[PROBLEM DETAILS]: Count how many lines of the data below contain the string "chevron"; the reply should be that number alone.

[INPUT MATERIAL]:

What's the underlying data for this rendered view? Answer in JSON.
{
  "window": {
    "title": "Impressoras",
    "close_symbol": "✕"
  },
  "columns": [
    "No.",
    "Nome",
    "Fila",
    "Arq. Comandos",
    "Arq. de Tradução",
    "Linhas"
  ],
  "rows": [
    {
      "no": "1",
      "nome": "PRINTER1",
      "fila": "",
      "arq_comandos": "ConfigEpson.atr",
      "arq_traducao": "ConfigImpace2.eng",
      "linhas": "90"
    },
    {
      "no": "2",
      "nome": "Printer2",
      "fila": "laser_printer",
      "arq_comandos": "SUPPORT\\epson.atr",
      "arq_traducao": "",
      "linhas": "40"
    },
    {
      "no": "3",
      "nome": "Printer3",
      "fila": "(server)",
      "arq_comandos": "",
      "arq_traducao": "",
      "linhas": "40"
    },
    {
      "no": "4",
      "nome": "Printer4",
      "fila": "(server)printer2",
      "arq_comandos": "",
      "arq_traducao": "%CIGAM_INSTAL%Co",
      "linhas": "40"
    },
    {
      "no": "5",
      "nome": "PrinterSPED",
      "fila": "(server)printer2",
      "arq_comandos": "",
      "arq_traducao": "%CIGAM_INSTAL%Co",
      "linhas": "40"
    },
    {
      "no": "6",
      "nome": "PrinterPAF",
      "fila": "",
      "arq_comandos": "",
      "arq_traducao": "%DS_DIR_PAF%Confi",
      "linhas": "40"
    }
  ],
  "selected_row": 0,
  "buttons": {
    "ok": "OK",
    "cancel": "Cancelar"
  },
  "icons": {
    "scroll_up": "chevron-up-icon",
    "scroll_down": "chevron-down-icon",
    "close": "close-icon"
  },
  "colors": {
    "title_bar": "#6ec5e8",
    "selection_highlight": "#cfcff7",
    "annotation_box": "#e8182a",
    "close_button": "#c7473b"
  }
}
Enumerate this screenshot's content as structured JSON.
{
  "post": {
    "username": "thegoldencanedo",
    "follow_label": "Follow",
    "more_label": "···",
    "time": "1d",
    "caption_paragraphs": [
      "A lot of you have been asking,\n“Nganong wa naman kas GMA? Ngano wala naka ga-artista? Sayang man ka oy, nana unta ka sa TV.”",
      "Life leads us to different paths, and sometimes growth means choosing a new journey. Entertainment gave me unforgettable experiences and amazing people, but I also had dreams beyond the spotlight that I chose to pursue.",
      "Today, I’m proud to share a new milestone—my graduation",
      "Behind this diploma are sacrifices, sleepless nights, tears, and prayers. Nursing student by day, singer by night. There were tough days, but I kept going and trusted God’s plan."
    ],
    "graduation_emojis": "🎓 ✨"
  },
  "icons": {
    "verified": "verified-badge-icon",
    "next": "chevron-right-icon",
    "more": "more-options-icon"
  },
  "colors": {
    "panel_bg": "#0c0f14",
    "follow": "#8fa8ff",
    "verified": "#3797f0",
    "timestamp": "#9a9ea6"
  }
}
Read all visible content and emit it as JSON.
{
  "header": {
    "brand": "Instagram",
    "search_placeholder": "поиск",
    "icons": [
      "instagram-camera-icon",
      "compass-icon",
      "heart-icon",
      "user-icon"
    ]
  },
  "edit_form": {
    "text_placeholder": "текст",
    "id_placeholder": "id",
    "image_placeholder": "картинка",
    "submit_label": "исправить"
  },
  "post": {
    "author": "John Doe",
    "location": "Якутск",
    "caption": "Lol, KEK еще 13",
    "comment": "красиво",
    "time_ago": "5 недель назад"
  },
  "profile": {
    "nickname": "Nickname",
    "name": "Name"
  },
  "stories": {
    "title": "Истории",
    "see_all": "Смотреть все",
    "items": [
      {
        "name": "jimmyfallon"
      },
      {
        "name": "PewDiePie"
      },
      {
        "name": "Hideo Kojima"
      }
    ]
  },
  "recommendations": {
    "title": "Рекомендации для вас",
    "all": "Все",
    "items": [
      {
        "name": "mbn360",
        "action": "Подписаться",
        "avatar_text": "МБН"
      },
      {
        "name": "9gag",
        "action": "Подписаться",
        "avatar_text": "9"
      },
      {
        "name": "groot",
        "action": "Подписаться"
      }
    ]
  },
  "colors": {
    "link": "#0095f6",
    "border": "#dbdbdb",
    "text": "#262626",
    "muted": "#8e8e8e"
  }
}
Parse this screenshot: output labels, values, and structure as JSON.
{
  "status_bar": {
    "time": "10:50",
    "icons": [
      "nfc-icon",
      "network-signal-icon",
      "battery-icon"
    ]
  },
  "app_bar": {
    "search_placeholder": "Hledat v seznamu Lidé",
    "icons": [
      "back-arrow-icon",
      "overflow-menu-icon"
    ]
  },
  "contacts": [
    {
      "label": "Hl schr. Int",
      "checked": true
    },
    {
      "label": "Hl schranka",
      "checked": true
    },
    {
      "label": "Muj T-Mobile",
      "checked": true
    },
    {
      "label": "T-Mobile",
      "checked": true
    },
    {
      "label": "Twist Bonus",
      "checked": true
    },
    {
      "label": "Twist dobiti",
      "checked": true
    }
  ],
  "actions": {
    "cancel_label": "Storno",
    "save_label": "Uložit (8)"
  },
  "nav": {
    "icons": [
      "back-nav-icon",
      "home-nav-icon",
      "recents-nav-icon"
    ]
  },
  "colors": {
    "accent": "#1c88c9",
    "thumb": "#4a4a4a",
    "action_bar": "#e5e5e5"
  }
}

[ANSWER FOR THIS EXERCISE]: 3